**PROBLEM DESCRIPTION**
Find and copy lines holding "Minimum".

**DATA PROVIDED**

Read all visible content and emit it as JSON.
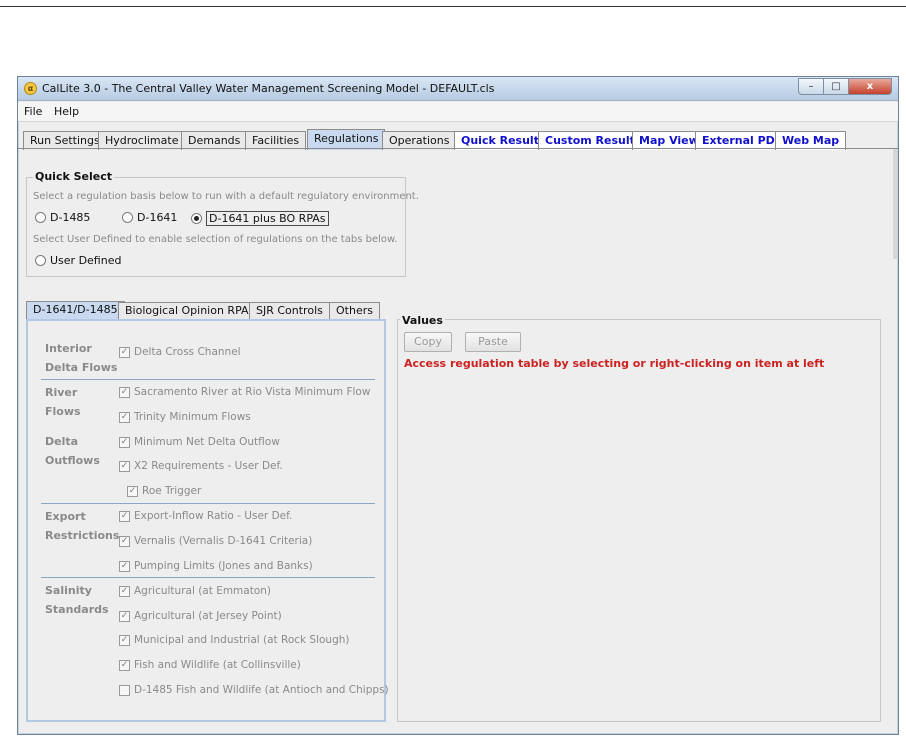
{
  "window": {
    "app_icon": "α",
    "title": "CalLite 3.0 -  The Central Valley Water Management Screening Model - DEFAULT.cls",
    "controls": {
      "minimize": "–",
      "maximize": "□",
      "close": "x"
    }
  },
  "menu": [
    {
      "label": "File",
      "underline": "F"
    },
    {
      "label": "Help",
      "underline": "H"
    }
  ],
  "tabs": [
    {
      "label": "Run Settings",
      "style": "normal"
    },
    {
      "label": "Hydroclimate",
      "style": "normal"
    },
    {
      "label": "Demands",
      "style": "normal"
    },
    {
      "label": "Facilities",
      "style": "normal"
    },
    {
      "label": "Regulations",
      "style": "active"
    },
    {
      "label": "Operations",
      "style": "normal"
    },
    {
      "label": "Quick Results",
      "style": "link"
    },
    {
      "label": "Custom Results",
      "style": "link"
    },
    {
      "label": "Map View",
      "style": "link"
    },
    {
      "label": "External PDF",
      "style": "link"
    },
    {
      "label": "Web Map",
      "style": "link"
    }
  ],
  "quick_select": {
    "title": "Quick Select",
    "hint1": "Select a regulation basis below to run with a default regulatory environment.",
    "options": [
      {
        "label": "D-1485",
        "selected": false
      },
      {
        "label": "D-1641",
        "selected": false
      },
      {
        "label": "D-1641 plus BO RPAs",
        "selected": true
      }
    ],
    "hint2": "Select User Defined to enable selection of regulations on the tabs below.",
    "user_defined": {
      "label": "User Defined",
      "selected": false
    }
  },
  "subtabs": [
    {
      "label": "D-1641/D-1485",
      "active": true
    },
    {
      "label": "Biological Opinion RPAs",
      "active": false
    },
    {
      "label": "SJR Controls",
      "active": false
    },
    {
      "label": "Others",
      "active": false
    }
  ],
  "regulations": {
    "categories": [
      {
        "label": "Interior\nDelta Flows"
      },
      {
        "label": "River\nFlows"
      },
      {
        "label": "Delta\nOutflows"
      },
      {
        "label": "Export\nRestrictions"
      },
      {
        "label": "Salinity\nStandards"
      }
    ],
    "items": [
      {
        "label": "Delta Cross Channel",
        "checked": true
      },
      {
        "label": "Sacramento River at Rio Vista Minimum Flow",
        "checked": true
      },
      {
        "label": "Trinity Minimum Flows",
        "checked": true
      },
      {
        "label": "Minimum Net Delta Outflow",
        "checked": true
      },
      {
        "label": "X2 Requirements - User Def.",
        "checked": true
      },
      {
        "label": "Roe Trigger",
        "checked": true
      },
      {
        "label": "Export-Inflow Ratio - User Def.",
        "checked": true
      },
      {
        "label": "Vernalis (Vernalis D-1641 Criteria)",
        "checked": true
      },
      {
        "label": "Pumping Limits (Jones and Banks)",
        "checked": true
      },
      {
        "label": "Agricultural (at Emmaton)",
        "checked": true
      },
      {
        "label": "Agricultural (at Jersey Point)",
        "checked": true
      },
      {
        "label": "Municipal and Industrial (at Rock Slough)",
        "checked": true
      },
      {
        "label": " Fish and Wildlife (at Collinsville)",
        "checked": true
      },
      {
        "label": "D-1485 Fish and Wildlife (at Antioch and Chipps)",
        "checked": false
      }
    ]
  },
  "values": {
    "title": "Values",
    "copy_label": "Copy",
    "paste_label": "Paste",
    "message": "Access regulation table by selecting or right-clicking on item at left"
  },
  "colors": {
    "active_tab": "#c9daf0",
    "link_tab": "#1111cc",
    "message": "#cc2222",
    "disabled_text": "#8a8a8a"
  }
}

**RESPONSE BELOW**
        "label": "Sacramento River at Rio Vista Minimum Flow",
        "label": "Trinity Minimum Flows",
        "label": "Minimum Net Delta Outflow",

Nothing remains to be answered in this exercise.